What you have to do: A verbatim copy of the records is required, with all pictures left out.

################

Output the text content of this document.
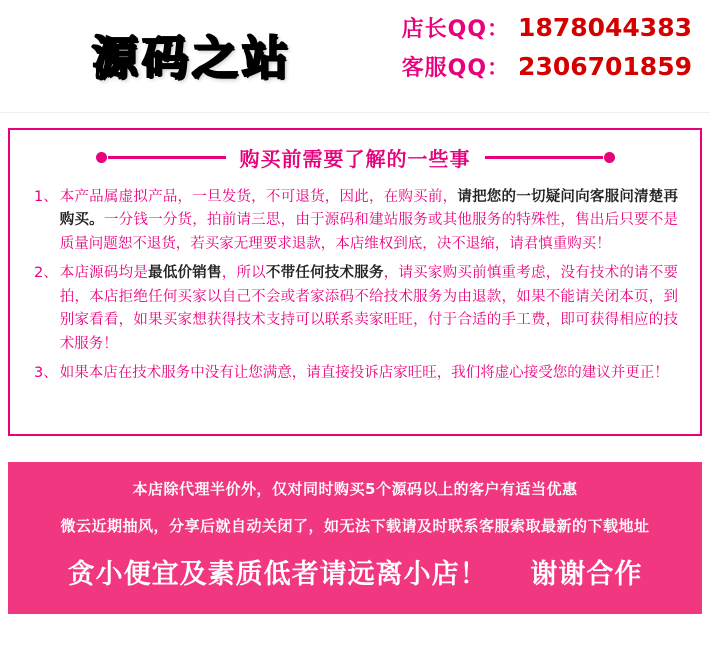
源码之站
店长QQ： 1878044383
客服QQ： 2306701859
购买前需要了解的一些事
1、 本产品属虚拟产品，一旦发货，不可退货，因此，在购买前，请把您的一切疑问向客服问清楚再购买。一分钱一分货，拍前请三思，由于源码和建站服务或其他服务的特殊性，售出后只要不是质量问题恕不退货，若买家无理要求退款，本店维权到底，决不退缩，请君慎重购买！
2、 本店源码均是最低价销售，所以不带任何技术服务，请买家购买前慎重考虑，没有技术的请不要拍，本店拒绝任何买家以自己不会或者家添码不给技术服务为由退款，如果不能请关闭本页，到别家看看，如果买家想获得技术支持可以联系卖家旺旺，付于合适的手工费，即可获得相应的技术服务！
3、 如果本店在技术服务中没有让您满意，请直接投诉店家旺旺，我们将虚心接受您的建议并更正！
本店除代理半价外，仅对同时购买5个源码以上的客户有适当优惠
微云近期抽风，分享后就自动关闭了，如无法下载请及时联系客服索取最新的下载地址
贪小便宜及素质低者请远离小店！ 谢谢合作
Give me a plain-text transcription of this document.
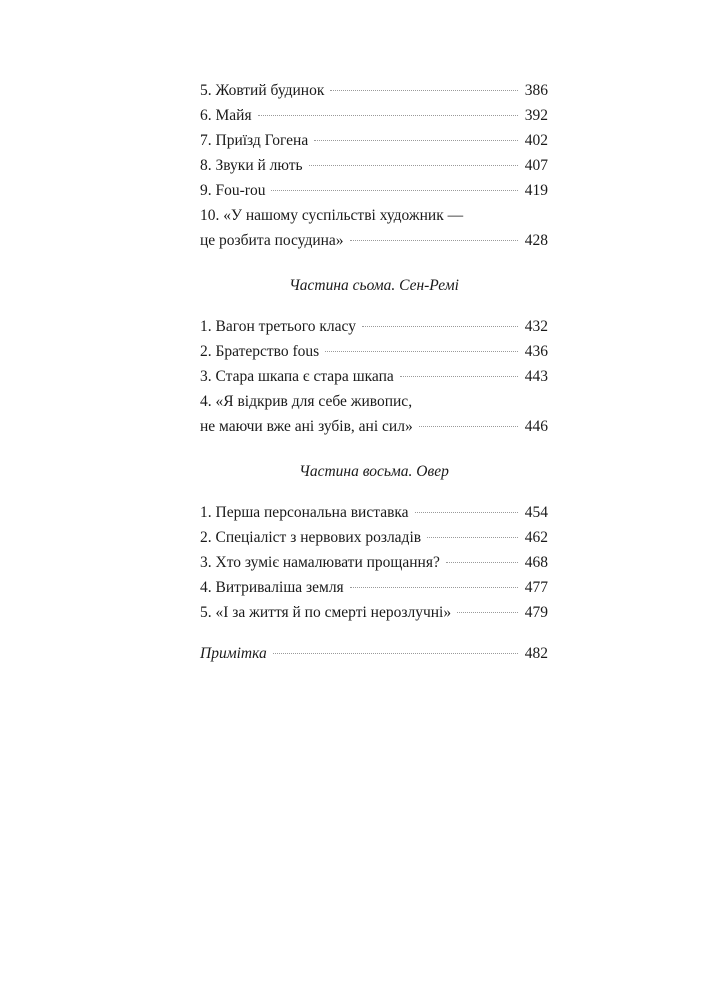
5. Жовтий будинок	386
6. Майя	392
7. Приїзд Гогена	402
8. Звуки й лють	407
9. Fou-rou	419
10. «У нашому суспільстві художник —
це розбита посудина»	428

Частина сьома. Сен-Ремі

1. Вагон третього класу	432
2. Братерство fous	436
3. Стара шкапа є стара шкапа	443
4. «Я відкрив для себе живопис,
не маючи вже ані зубів, ані сил»	446

Частина восьма. Овер

1. Перша персональна виставка	454
2. Спеціаліст з нервових розладів	462
3. Хто зуміє намалювати прощання?	468
4. Витриваліша земля	477
5. «І за життя й по смерті нерозлучні»	479
Примітка	482
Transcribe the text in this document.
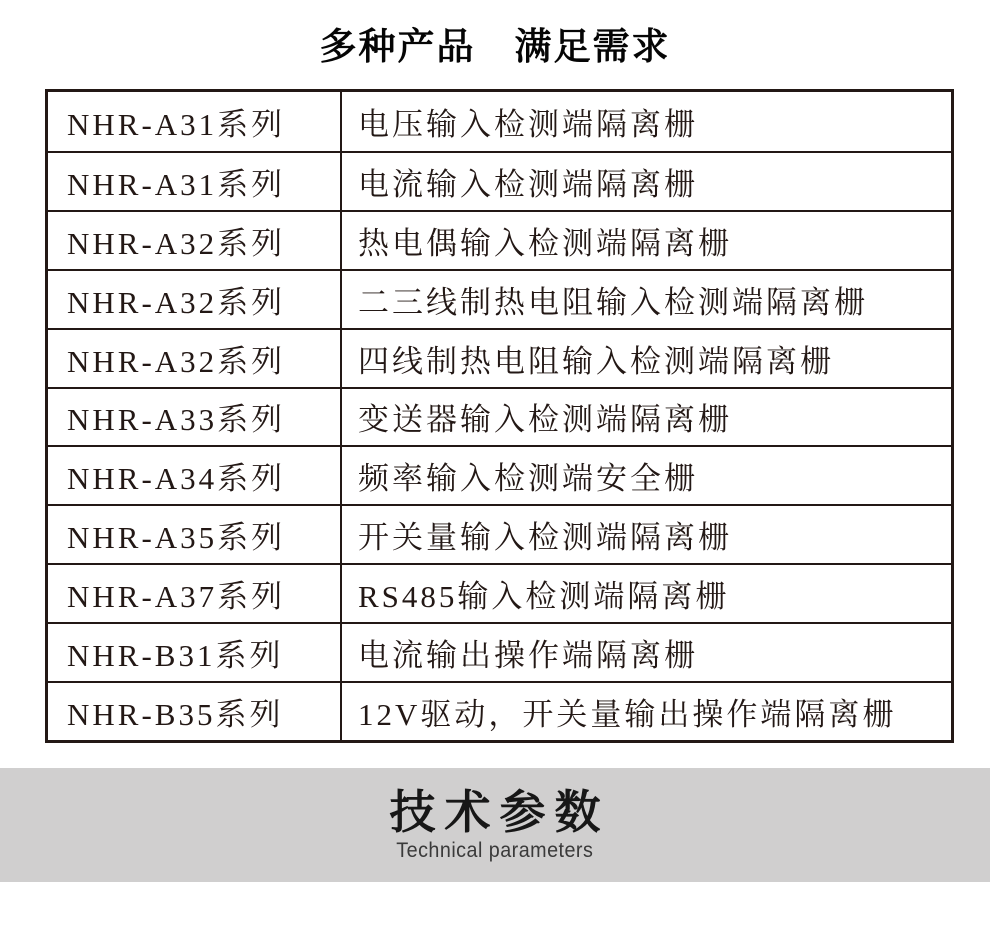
多种产品　满足需求
NHR-A31系列	电压输入检测端隔离栅
NHR-A31系列	电流输入检测端隔离栅
NHR-A32系列	热电偶输入检测端隔离栅
NHR-A32系列	二三线制热电阻输入检测端隔离栅
NHR-A32系列	四线制热电阻输入检测端隔离栅
NHR-A33系列	变送器输入检测端隔离栅
NHR-A34系列	频率输入检测端安全栅
NHR-A35系列	开关量输入检测端隔离栅
NHR-A37系列	RS485输入检测端隔离栅
NHR-B31系列	电流输出操作端隔离栅
NHR-B35系列	12V驱动，开关量输出操作端隔离栅
技术参数
Technical parameters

################

Answer below:
Output the text content of this document.
源码之站
店长QQ： 1878044383
客服QQ： 2306701859
购买前需要了解的一些事
1、 本产品属虚拟产品，一旦发货，不可退货，因此，在购买前，请把您的一切疑问向客服问清楚再购买。一分钱一分货，拍前请三思，由于源码和建站服务或其他服务的特殊性，售出后只要不是质量问题恕不退货，若买家无理要求退款，本店维权到底，决不退缩，请君慎重购买！
2、 本店源码均是最低价销售，所以不带任何技术服务，请买家购买前慎重考虑，没有技术的请不要拍，本店拒绝任何买家以自己不会或者家添码不给技术服务为由退款，如果不能请关闭本页，到别家看看，如果买家想获得技术支持可以联系卖家旺旺，付于合适的手工费，即可获得相应的技术服务！
3、 如果本店在技术服务中没有让您满意，请直接投诉店家旺旺，我们将虚心接受您的建议并更正！
本店除代理半价外，仅对同时购买5个源码以上的客户有适当优惠
微云近期抽风，分享后就自动关闭了，如无法下载请及时联系客服索取最新的下载地址
贪小便宜及素质低者请远离小店！ 谢谢合作
Give me a plain-text transcription of this document.
5. Жовтий будинок	386
6. Майя	392
7. Приїзд Гогена	402
8. Звуки й лють	407
9. Fou-rou	419
10. «У нашому суспільстві художник —
це розбита посудина»	428

Частина сьома. Сен-Ремі

1. Вагон третього класу	432
2. Братерство fous	436
3. Стара шкапа є стара шкапа	443
4. «Я відкрив для себе живопис,
не маючи вже ані зубів, ані сил»	446

Частина восьма. Овер

1. Перша персональна виставка	454
2. Спеціаліст з нервових розладів	462
3. Хто зуміє намалювати прощання?	468
4. Витриваліша земля	477
5. «І за життя й по смерті нерозлучні»	479
Примітка	482
Transcribe the text in this document.
多种产品　满足需求
NHR-A31系列	电压输入检测端隔离栅
NHR-A31系列	电流输入检测端隔离栅
NHR-A32系列	热电偶输入检测端隔离栅
NHR-A32系列	二三线制热电阻输入检测端隔离栅
NHR-A32系列	四线制热电阻输入检测端隔离栅
NHR-A33系列	变送器输入检测端隔离栅
NHR-A34系列	频率输入检测端安全栅
NHR-A35系列	开关量输入检测端隔离栅
NHR-A37系列	RS485输入检测端隔离栅
NHR-B31系列	电流输出操作端隔离栅
NHR-B35系列	12V驱动，开关量输出操作端隔离栅
技术参数
Technical parameters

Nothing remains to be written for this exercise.